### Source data
Begin

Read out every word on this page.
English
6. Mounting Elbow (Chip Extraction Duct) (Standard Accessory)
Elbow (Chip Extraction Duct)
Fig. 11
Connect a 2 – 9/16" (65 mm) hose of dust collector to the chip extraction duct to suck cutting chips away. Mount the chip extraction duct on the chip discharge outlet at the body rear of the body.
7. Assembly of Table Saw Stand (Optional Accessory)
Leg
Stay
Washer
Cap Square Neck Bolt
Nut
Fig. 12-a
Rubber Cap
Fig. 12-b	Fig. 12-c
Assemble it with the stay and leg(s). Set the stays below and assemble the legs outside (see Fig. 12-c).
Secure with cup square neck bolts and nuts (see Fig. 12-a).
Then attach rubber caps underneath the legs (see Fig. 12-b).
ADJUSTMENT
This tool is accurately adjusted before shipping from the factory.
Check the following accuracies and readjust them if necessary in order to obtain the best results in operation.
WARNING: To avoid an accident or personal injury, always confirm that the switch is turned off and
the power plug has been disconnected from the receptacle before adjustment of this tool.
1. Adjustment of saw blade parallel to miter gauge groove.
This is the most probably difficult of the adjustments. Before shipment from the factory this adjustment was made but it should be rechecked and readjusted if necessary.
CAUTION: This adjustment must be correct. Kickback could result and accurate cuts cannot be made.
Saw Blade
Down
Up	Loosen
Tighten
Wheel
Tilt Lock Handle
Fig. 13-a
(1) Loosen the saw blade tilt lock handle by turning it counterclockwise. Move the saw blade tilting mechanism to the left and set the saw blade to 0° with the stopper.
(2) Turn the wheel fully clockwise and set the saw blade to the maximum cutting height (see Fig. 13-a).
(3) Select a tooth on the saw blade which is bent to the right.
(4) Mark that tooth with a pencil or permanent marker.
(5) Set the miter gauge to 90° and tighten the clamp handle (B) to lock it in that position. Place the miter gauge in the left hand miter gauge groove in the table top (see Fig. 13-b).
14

End

Reproduce each line verbatim.

Read out every word on this page.
English
6. Mounting Elbow (Chip Extraction Duct) (Standard Accessory)
Elbow (Chip Extraction Duct)
Fig. 11
Connect a 2 – 9/16" (65 mm) hose of dust collector to the chip extraction duct to suck cutting chips away. Mount the chip extraction duct on the chip discharge outlet at the body rear of the body.
7. Assembly of Table Saw Stand (Optional Accessory)
Leg
Stay
Washer
Cap Square Neck Bolt
Nut
Fig. 12-a
Rubber Cap
Fig. 12-b	Fig. 12-c
Assemble it with the stay and leg(s). Set the stays below and assemble the legs outside (see Fig. 12-c).
Secure with cup square neck bolts and nuts (see Fig. 12-a).
Then attach rubber caps underneath the legs (see Fig. 12-b).
ADJUSTMENT
This tool is accurately adjusted before shipping from the factory.
Check the following accuracies and readjust them if necessary in order to obtain the best results in operation.
WARNING: To avoid an accident or personal injury, always confirm that the switch is turned off and
the power plug has been disconnected from the receptacle before adjustment of this tool.
1. Adjustment of saw blade parallel to miter gauge groove.
This is the most probably difficult of the adjustments. Before shipment from the factory this adjustment was made but it should be rechecked and readjusted if necessary.
CAUTION: This adjustment must be correct. Kickback could result and accurate cuts cannot be made.
Saw Blade
Down
Up	Loosen
Tighten
Wheel
Tilt Lock Handle
Fig. 13-a
(1) Loosen the saw blade tilt lock handle by turning it counterclockwise. Move the saw blade tilting mechanism to the left and set the saw blade to 0° with the stopper.
(2) Turn the wheel fully clockwise and set the saw blade to the maximum cutting height (see Fig. 13-a).
(3) Select a tooth on the saw blade which is bent to the right.
(4) Mark that tooth with a pencil or permanent marker.
(5) Set the miter gauge to 90° and tighten the clamp handle (B) to lock it in that position. Place the miter gauge in the left hand miter gauge groove in the table top (see Fig. 13-b).
14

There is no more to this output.